--- Text segment ---
It is often argued that donor-advised funds are a “dark money” ploy to funnel money without proper oversight—but are they really so nefarious?
One complaint often raised by liberals is that donor-advised funds (or DAFs) are “dark money” tools for mega-donors to funnel cash to advocacy groups with virtually no IRS oversight.
In Nonprofit Chronicles, Marc Gunther warns of the “billions of dollars” flowing into DAFs, which he labels “the black boxes of philanthropy.” Likewise, the left-wing opinion site Sludge has accused commercial DAF providers like Fidelity Charitable Gift Fund of giving millions of dollars to Southern Poverty Law Center-designated “hate groups,” including “one radical traditional Catholic group.” Mother Jones bemoans the conservative DAF provider DonorsTrust for “avoid[ing] any real scrutiny”—unlike its left-wing counterpart, the Tides Foundation.

--- Data ---
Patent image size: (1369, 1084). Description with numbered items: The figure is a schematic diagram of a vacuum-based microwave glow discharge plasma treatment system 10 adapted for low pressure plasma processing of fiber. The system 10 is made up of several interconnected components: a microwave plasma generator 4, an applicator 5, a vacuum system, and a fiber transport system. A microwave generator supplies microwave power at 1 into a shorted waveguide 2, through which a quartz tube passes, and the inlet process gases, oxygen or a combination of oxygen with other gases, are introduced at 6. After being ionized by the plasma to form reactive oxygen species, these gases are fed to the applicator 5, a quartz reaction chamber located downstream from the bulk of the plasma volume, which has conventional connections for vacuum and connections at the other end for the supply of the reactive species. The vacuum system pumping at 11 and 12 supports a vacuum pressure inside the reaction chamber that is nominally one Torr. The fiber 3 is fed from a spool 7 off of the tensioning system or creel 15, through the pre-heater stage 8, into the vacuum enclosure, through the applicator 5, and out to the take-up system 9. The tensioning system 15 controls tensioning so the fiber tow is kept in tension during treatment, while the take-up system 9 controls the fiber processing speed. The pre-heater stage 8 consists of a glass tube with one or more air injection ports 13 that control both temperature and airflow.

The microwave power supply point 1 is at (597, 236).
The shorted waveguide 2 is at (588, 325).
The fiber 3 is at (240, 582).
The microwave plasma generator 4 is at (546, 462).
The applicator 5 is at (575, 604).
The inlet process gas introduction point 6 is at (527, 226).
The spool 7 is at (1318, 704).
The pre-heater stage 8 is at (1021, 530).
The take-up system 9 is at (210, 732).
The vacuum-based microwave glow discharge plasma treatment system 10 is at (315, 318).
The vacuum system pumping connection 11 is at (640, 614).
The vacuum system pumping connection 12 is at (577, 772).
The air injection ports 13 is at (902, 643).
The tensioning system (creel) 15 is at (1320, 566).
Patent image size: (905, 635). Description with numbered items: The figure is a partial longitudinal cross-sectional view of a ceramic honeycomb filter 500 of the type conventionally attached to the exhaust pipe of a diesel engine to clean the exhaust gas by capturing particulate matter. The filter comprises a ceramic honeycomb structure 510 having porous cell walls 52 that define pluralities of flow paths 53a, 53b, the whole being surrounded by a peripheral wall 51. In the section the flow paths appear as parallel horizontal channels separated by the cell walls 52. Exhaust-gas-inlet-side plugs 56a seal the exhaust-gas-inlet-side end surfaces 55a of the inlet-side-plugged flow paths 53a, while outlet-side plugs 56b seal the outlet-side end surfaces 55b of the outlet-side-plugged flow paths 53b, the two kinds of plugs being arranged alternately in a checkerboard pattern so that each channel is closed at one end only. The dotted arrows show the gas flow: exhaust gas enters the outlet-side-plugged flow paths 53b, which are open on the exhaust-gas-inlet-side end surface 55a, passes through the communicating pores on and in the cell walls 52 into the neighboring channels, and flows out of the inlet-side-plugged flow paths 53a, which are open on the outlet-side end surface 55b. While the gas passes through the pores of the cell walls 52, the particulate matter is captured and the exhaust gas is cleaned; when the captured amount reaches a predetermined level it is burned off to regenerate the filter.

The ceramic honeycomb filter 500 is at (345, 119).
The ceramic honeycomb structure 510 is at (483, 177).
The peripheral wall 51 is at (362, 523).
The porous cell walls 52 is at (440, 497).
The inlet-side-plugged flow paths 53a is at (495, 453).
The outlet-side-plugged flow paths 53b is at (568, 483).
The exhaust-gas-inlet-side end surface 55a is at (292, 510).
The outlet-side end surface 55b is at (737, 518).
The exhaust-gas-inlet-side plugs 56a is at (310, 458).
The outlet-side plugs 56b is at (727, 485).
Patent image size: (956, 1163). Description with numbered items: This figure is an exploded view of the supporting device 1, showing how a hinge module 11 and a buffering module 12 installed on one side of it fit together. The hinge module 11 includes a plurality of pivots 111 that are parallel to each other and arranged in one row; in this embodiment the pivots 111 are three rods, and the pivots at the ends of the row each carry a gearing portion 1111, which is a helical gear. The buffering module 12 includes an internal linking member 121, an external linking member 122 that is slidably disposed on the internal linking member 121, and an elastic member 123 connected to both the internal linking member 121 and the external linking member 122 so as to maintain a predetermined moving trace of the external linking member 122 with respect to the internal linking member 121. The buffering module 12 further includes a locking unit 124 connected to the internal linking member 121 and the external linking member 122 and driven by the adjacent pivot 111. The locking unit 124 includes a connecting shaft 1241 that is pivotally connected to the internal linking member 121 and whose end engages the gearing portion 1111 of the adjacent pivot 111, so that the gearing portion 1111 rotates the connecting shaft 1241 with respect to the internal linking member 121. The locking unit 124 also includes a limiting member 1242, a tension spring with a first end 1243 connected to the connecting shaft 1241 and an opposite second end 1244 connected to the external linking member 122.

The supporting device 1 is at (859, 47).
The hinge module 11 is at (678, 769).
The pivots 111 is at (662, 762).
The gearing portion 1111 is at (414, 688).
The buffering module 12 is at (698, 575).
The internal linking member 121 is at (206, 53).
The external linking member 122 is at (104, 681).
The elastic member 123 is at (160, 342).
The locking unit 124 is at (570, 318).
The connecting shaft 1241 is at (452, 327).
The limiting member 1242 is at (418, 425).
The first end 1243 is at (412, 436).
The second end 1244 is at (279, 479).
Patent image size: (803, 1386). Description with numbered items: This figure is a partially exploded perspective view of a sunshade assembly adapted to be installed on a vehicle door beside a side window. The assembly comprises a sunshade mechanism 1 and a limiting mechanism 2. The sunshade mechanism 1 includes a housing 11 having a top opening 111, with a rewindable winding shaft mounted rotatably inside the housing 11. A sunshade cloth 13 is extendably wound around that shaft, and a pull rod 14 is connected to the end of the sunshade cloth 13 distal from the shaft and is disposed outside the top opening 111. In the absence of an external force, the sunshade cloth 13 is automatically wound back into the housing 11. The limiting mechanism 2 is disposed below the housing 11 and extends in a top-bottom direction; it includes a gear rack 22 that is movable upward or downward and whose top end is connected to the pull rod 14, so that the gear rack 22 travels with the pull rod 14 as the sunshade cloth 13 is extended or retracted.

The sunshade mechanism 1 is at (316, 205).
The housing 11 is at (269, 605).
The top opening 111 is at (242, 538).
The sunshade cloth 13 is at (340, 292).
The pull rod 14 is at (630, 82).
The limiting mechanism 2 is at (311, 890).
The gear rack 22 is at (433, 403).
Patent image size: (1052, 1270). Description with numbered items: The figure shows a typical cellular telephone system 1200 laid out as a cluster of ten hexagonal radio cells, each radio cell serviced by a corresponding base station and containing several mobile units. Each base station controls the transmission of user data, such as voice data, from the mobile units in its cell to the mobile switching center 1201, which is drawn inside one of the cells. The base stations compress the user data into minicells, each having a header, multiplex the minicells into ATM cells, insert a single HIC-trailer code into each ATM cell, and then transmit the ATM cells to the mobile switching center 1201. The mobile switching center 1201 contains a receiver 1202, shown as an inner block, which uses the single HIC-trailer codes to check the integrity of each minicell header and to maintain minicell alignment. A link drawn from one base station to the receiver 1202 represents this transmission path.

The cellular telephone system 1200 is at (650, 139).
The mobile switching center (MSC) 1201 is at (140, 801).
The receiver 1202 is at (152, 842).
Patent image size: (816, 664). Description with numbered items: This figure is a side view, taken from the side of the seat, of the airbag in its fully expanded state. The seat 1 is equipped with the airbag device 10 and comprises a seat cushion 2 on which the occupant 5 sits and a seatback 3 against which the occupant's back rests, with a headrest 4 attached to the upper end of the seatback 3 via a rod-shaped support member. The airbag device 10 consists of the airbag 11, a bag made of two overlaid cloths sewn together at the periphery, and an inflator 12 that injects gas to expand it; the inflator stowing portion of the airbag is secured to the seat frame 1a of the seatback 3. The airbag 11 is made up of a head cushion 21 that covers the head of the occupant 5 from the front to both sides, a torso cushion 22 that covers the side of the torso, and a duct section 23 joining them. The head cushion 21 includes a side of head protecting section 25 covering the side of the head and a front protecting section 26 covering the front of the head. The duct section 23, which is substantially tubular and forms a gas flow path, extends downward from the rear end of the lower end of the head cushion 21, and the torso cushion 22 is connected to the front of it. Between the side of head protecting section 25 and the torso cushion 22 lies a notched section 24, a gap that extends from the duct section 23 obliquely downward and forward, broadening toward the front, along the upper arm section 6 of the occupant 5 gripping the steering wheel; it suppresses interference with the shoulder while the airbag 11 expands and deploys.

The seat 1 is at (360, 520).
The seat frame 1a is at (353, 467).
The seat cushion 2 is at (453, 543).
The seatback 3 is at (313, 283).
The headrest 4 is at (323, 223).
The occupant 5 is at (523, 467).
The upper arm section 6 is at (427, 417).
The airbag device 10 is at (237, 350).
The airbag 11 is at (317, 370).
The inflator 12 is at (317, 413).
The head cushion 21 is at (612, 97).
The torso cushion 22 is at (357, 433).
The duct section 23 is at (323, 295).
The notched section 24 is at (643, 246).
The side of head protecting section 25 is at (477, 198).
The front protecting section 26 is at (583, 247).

--- What you will do ---
a) Decide whether each statement below agrees with the passage on donor-advised funds. Answer yes or no for each, and quote the words from the passage that settle it.
(i) Marc Gunther calls donor-advised funds "the black boxes of philanthropy."
(ii) Sludge accused DonorsTrust of giving millions of dollars to "hate groups."
(iii) Mother Jones calls the Tides Foundation a conservative DAF provider.
b) Extend the passage on donor-advised funds, picking up right after its last sentence.

--- Answers below ---
a)
(i) Yes: "Marc Gunther warns of the “billions of dollars” flowing into DAFs, which he labels “the black boxes of philanthropy.”"
(ii) No: "Sludge has accused commercial DAF providers like Fidelity Charitable Gift Fund of giving millions of dollars to Southern Poverty Law Center-designated “hate groups,”"
(iii) No: "Mother Jones bemoans the conservative DAF provider DonorsTrust for “avoid[ing] any real scrutiny”—unlike its left-wing counterpart, the Tides Foundation."

b)
Some, like Gunther, have denounced DAFs as a “sham.” Others have attacked DAFs as the favored tools of right-wing “dark money” funders like Charles and David Koch. Still more have suggested a swathe of IRS regulations on donor-advised funds as a “solution,” from setting annual payout requirements to delaying tax-deduction benefits to capping management fees paid to DAF providers.
But consider that donor-advised funds are instruments of free speech for donors big and small. As CRC’s Michael Hartmann has written, calling them “dark money” machines is nothing more than acceding to the Left’s political wordplay attacking anonymous speech.
Dropping down the IRS’s hammer on these lightly-regulated vehicles would only serve to restrict philanthropy to huge foundations and the ultra-rich.
DAFs date back to 1931, but they became popular in the 1990s after strict new IRS regulations made forming and maintaining foundations too expensive for most donors. It was the IRS’s decision not to inflict costly regulations upon DAFs that made them attractive to modest givers: setting up a DAF is fast and cheap, whereas a new foundation can cost upwards of $15,000 in startup costs alone. As a result, donor-advised funds have invited huge numbers of five-figure philanthropists into a sphere once reserved for mega-donors and multi-million-dollar foundations.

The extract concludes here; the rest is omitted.